TASK DIRECTIONS:
All of the lines below are to be printed again exactly; images are excluded from the output.

....

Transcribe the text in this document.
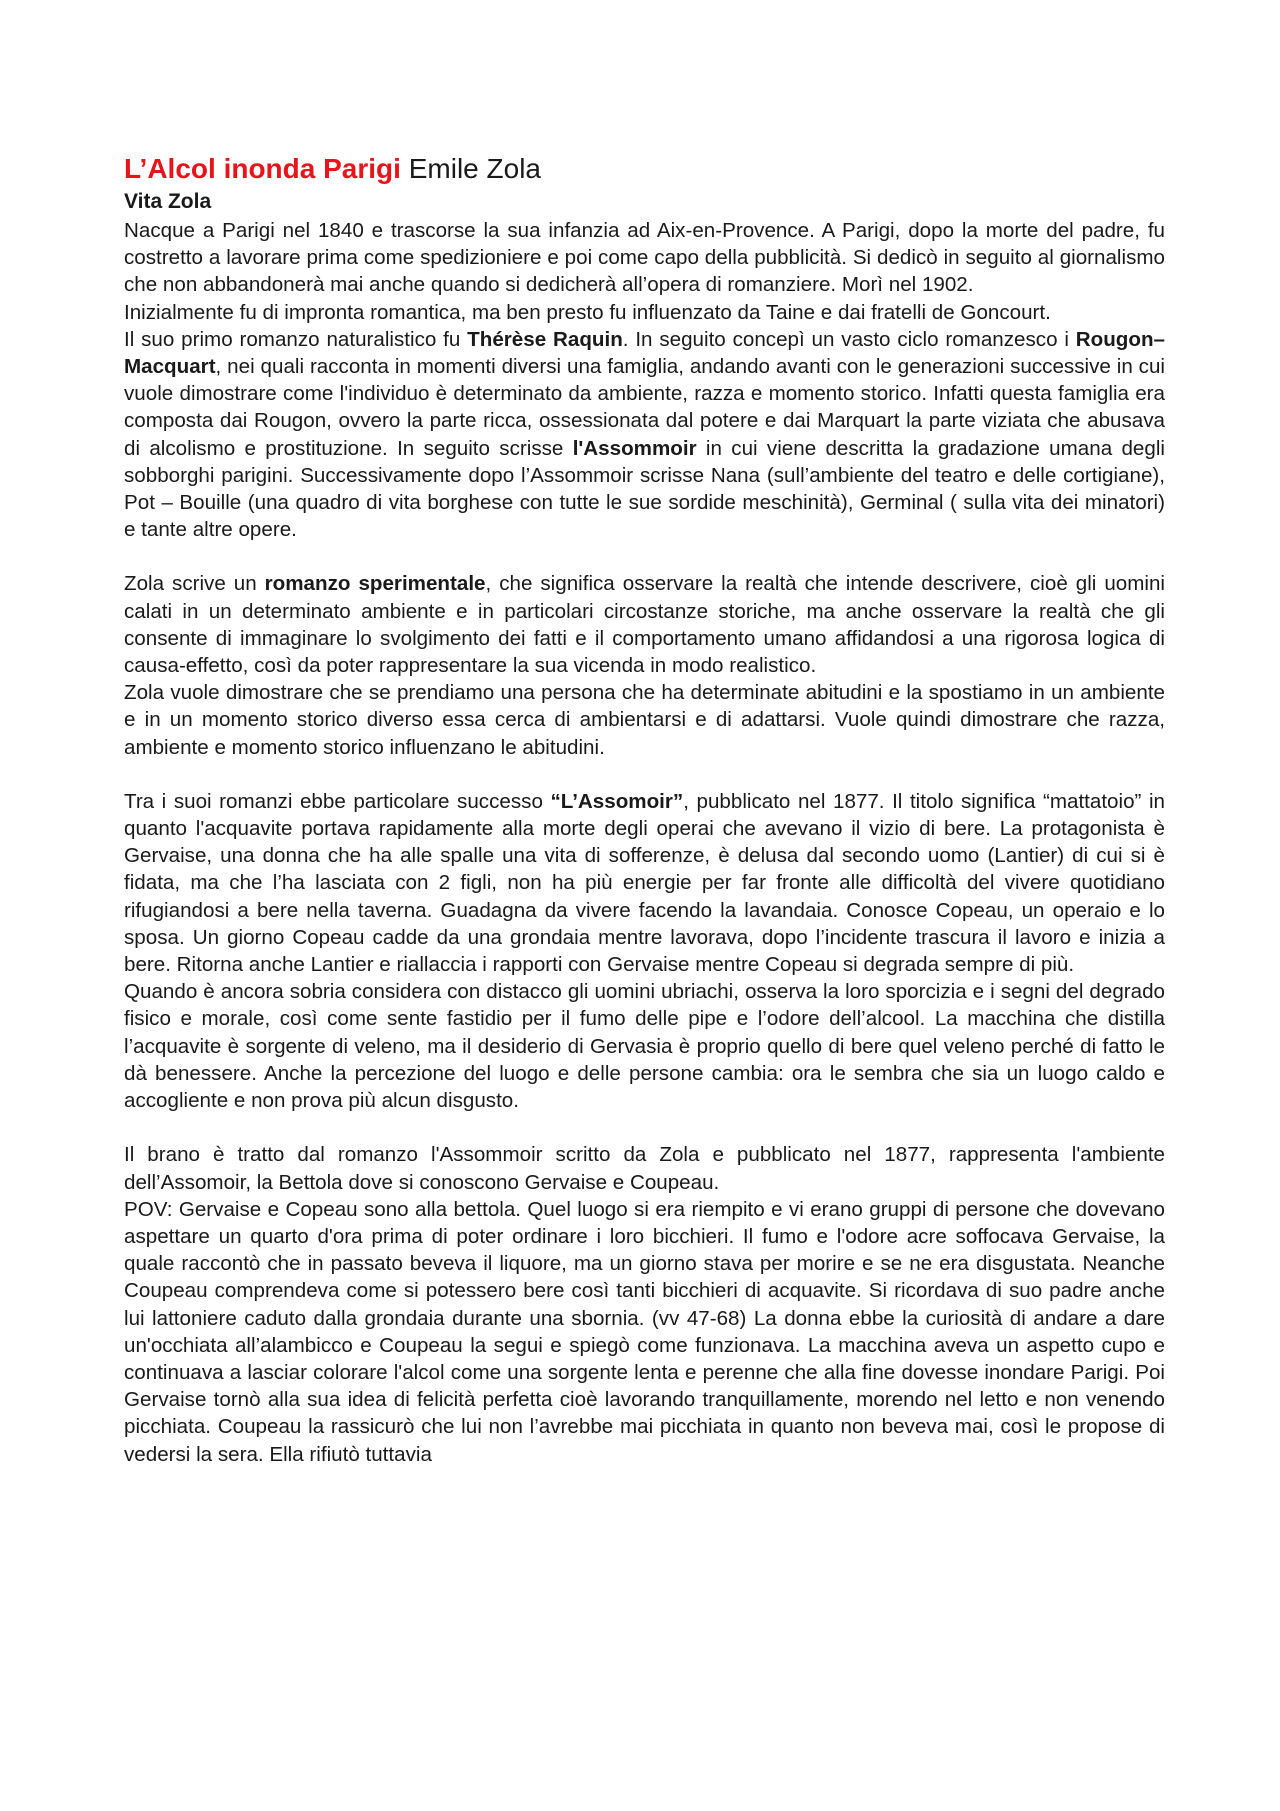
L’Alcol inonda Parigi Emile Zola
Vita Zola

Nacque a Parigi nel 1840 e trascorse la sua infanzia ad Aix-en-Provence. A Parigi, dopo la morte del padre, fu costretto a lavorare prima come spedizioniere e poi come capo della pubblicità. Si dedicò in seguito al giornalismo che non abbandonerà mai anche quando si dedicherà all’opera di romanziere. Morì nel 1902.

Inizialmente fu di impronta romantica, ma ben presto fu influenzato da Taine e dai fratelli de Goncourt.

Il suo primo romanzo naturalistico fu Thérèse Raquin. In seguito concepì un vasto ciclo romanzesco i Rougon–Macquart, nei quali racconta in momenti diversi una famiglia, andando avanti con le generazioni successive in cui vuole dimostrare come l'individuo è determinato da ambiente, razza e momento storico. Infatti questa famiglia era composta dai Rougon, ovvero la parte ricca, ossessionata dal potere e dai Marquart la parte viziata che abusava di alcolismo e prostituzione. In seguito scrisse l'Assommoir in cui viene descritta la gradazione umana degli sobborghi parigini. Successivamente dopo l’Assommoir scrisse Nana (sull’ambiente del teatro e delle cortigiane), Pot – Bouille (una quadro di vita borghese con tutte le sue sordide meschinità), Germinal ( sulla vita dei minatori) e tante altre opere.

Zola scrive un romanzo sperimentale, che significa osservare la realtà che intende descrivere, cioè gli uomini calati in un determinato ambiente e in particolari circostanze storiche, ma anche osservare la realtà che gli consente di immaginare lo svolgimento dei fatti e il comportamento umano affidandosi a una rigorosa logica di causa-effetto, così da poter rappresentare la sua vicenda in modo realistico.

Zola vuole dimostrare che se prendiamo una persona che ha determinate abitudini e la spostiamo in un ambiente e in un momento storico diverso essa cerca di ambientarsi e di adattarsi. Vuole quindi dimostrare che razza, ambiente e momento storico influenzano le abitudini.

Tra i suoi romanzi ebbe particolare successo “L’Assomoir”, pubblicato nel 1877. Il titolo significa “mattatoio” in quanto l'acquavite portava rapidamente alla morte degli operai che avevano il vizio di bere. La protagonista è Gervaise, una donna che ha alle spalle una vita di sofferenze, è delusa dal secondo uomo (Lantier) di cui si è fidata, ma che l’ha lasciata con 2 figli, non ha più energie per far fronte alle difficoltà del vivere quotidiano rifugiandosi a bere nella taverna. Guadagna da vivere facendo la lavandaia. Conosce Copeau, un operaio e lo sposa. Un giorno Copeau cadde da una grondaia mentre lavorava, dopo l’incidente trascura il lavoro e inizia a bere. Ritorna anche Lantier e riallaccia i rapporti con Gervaise mentre Copeau si degrada sempre di più.

Quando è ancora sobria considera con distacco gli uomini ubriachi, osserva la loro sporcizia e i segni del degrado fisico e morale, così come sente fastidio per il fumo delle pipe e l’odore dell’alcool. La macchina che distilla l’acquavite è sorgente di veleno, ma il desiderio di Gervasia è proprio quello di bere quel veleno perché di fatto le dà benessere. Anche la percezione del luogo e delle persone cambia: ora le sembra che sia un luogo caldo e accogliente e non prova più alcun disgusto.

Il brano è tratto dal romanzo l'Assommoir scritto da Zola e pubblicato nel 1877, rappresenta l'ambiente dell’Assomoir, la Bettola dove si conoscono Gervaise e Coupeau.

POV: Gervaise e Copeau sono alla bettola. Quel luogo si era riempito e vi erano gruppi di persone che dovevano aspettare un quarto d'ora prima di poter ordinare i loro bicchieri. Il fumo e l'odore acre soffocava Gervaise, la quale raccontò che in passato beveva il liquore, ma un giorno stava per morire e se ne era disgustata. Neanche Coupeau comprendeva come si potessero bere così tanti bicchieri di acquavite. Si ricordava di suo padre anche lui lattoniere caduto dalla grondaia durante una sbornia. (vv 47-68) La donna ebbe la curiosità di andare a dare un'occhiata all’alambicco e Coupeau la segui e spiegò come funzionava. La macchina aveva un aspetto cupo e continuava a lasciar colorare l'alcol come una sorgente lenta e perenne che alla fine dovesse inondare Parigi. Poi Gervaise tornò alla sua idea di felicità perfetta cioè lavorando tranquillamente, morendo nel letto e non venendo picchiata. Coupeau la rassicurò che lui non l’avrebbe mai picchiata in quanto non beveva mai, così le propose di vedersi la sera. Ella rifiutò tuttavia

....

RESPONSE:
Transcribe the text in this document.
L’Alcol inonda Parigi Emile Zola
Vita Zola

Nacque a Parigi nel 1840 e trascorse la sua infanzia ad Aix-en-Provence. A Parigi, dopo la morte del padre, fu costretto a lavorare prima come spedizioniere e poi come capo della pubblicità. Si dedicò in seguito al giornalismo che non abbandonerà mai anche quando si dedicherà all’opera di romanziere. Morì nel 1902.

Inizialmente fu di impronta romantica, ma ben presto fu influenzato da Taine e dai fratelli de Goncourt.

Il suo primo romanzo naturalistico fu Thérèse Raquin. In seguito concepì un vasto ciclo romanzesco i Rougon–Macquart, nei quali racconta in momenti diversi una famiglia, andando avanti con le generazioni successive in cui vuole dimostrare come l'individuo è determinato da ambiente, razza e momento storico. Infatti questa famiglia era composta dai Rougon, ovvero la parte ricca, ossessionata dal potere e dai Marquart la parte viziata che abusava di alcolismo e prostituzione. In seguito scrisse l'Assommoir in cui viene descritta la gradazione umana degli sobborghi parigini. Successivamente dopo l’Assommoir scrisse Nana (sull’ambiente del teatro e delle cortigiane), Pot – Bouille (una quadro di vita borghese con tutte le sue sordide meschinità), Germinal ( sulla vita dei minatori) e tante altre opere.

Zola scrive un romanzo sperimentale, che significa osservare la realtà che intende descrivere, cioè gli uomini calati in un determinato ambiente e in particolari circostanze storiche, ma anche osservare la realtà che gli consente di immaginare lo svolgimento dei fatti e il comportamento umano affidandosi a una rigorosa logica di causa-effetto, così da poter rappresentare la sua vicenda in modo realistico.

Zola vuole dimostrare che se prendiamo una persona che ha determinate abitudini e la spostiamo in un ambiente e in un momento storico diverso essa cerca di ambientarsi e di adattarsi. Vuole quindi dimostrare che razza, ambiente e momento storico influenzano le abitudini.

Tra i suoi romanzi ebbe particolare successo “L’Assomoir”, pubblicato nel 1877. Il titolo significa “mattatoio” in quanto l'acquavite portava rapidamente alla morte degli operai che avevano il vizio di bere. La protagonista è Gervaise, una donna che ha alle spalle una vita di sofferenze, è delusa dal secondo uomo (Lantier) di cui si è fidata, ma che l’ha lasciata con 2 figli, non ha più energie per far fronte alle difficoltà del vivere quotidiano rifugiandosi a bere nella taverna. Guadagna da vivere facendo la lavandaia. Conosce Copeau, un operaio e lo sposa. Un giorno Copeau cadde da una grondaia mentre lavorava, dopo l’incidente trascura il lavoro e inizia a bere. Ritorna anche Lantier e riallaccia i rapporti con Gervaise mentre Copeau si degrada sempre di più.

Quando è ancora sobria considera con distacco gli uomini ubriachi, osserva la loro sporcizia e i segni del degrado fisico e morale, così come sente fastidio per il fumo delle pipe e l’odore dell’alcool. La macchina che distilla l’acquavite è sorgente di veleno, ma il desiderio di Gervasia è proprio quello di bere quel veleno perché di fatto le dà benessere. Anche la percezione del luogo e delle persone cambia: ora le sembra che sia un luogo caldo e accogliente e non prova più alcun disgusto.

Il brano è tratto dal romanzo l'Assommoir scritto da Zola e pubblicato nel 1877, rappresenta l'ambiente dell’Assomoir, la Bettola dove si conoscono Gervaise e Coupeau.

POV: Gervaise e Copeau sono alla bettola. Quel luogo si era riempito e vi erano gruppi di persone che dovevano aspettare un quarto d'ora prima di poter ordinare i loro bicchieri. Il fumo e l'odore acre soffocava Gervaise, la quale raccontò che in passato beveva il liquore, ma un giorno stava per morire e se ne era disgustata. Neanche Coupeau comprendeva come si potessero bere così tanti bicchieri di acquavite. Si ricordava di suo padre anche lui lattoniere caduto dalla grondaia durante una sbornia. (vv 47-68) La donna ebbe la curiosità di andare a dare un'occhiata all’alambicco e Coupeau la segui e spiegò come funzionava. La macchina aveva un aspetto cupo e continuava a lasciar colorare l'alcol come una sorgente lenta e perenne che alla fine dovesse inondare Parigi. Poi Gervaise tornò alla sua idea di felicità perfetta cioè lavorando tranquillamente, morendo nel letto e non venendo picchiata. Coupeau la rassicurò che lui non l’avrebbe mai picchiata in quanto non beveva mai, così le propose di vedersi la sera. Ella rifiutò tuttavia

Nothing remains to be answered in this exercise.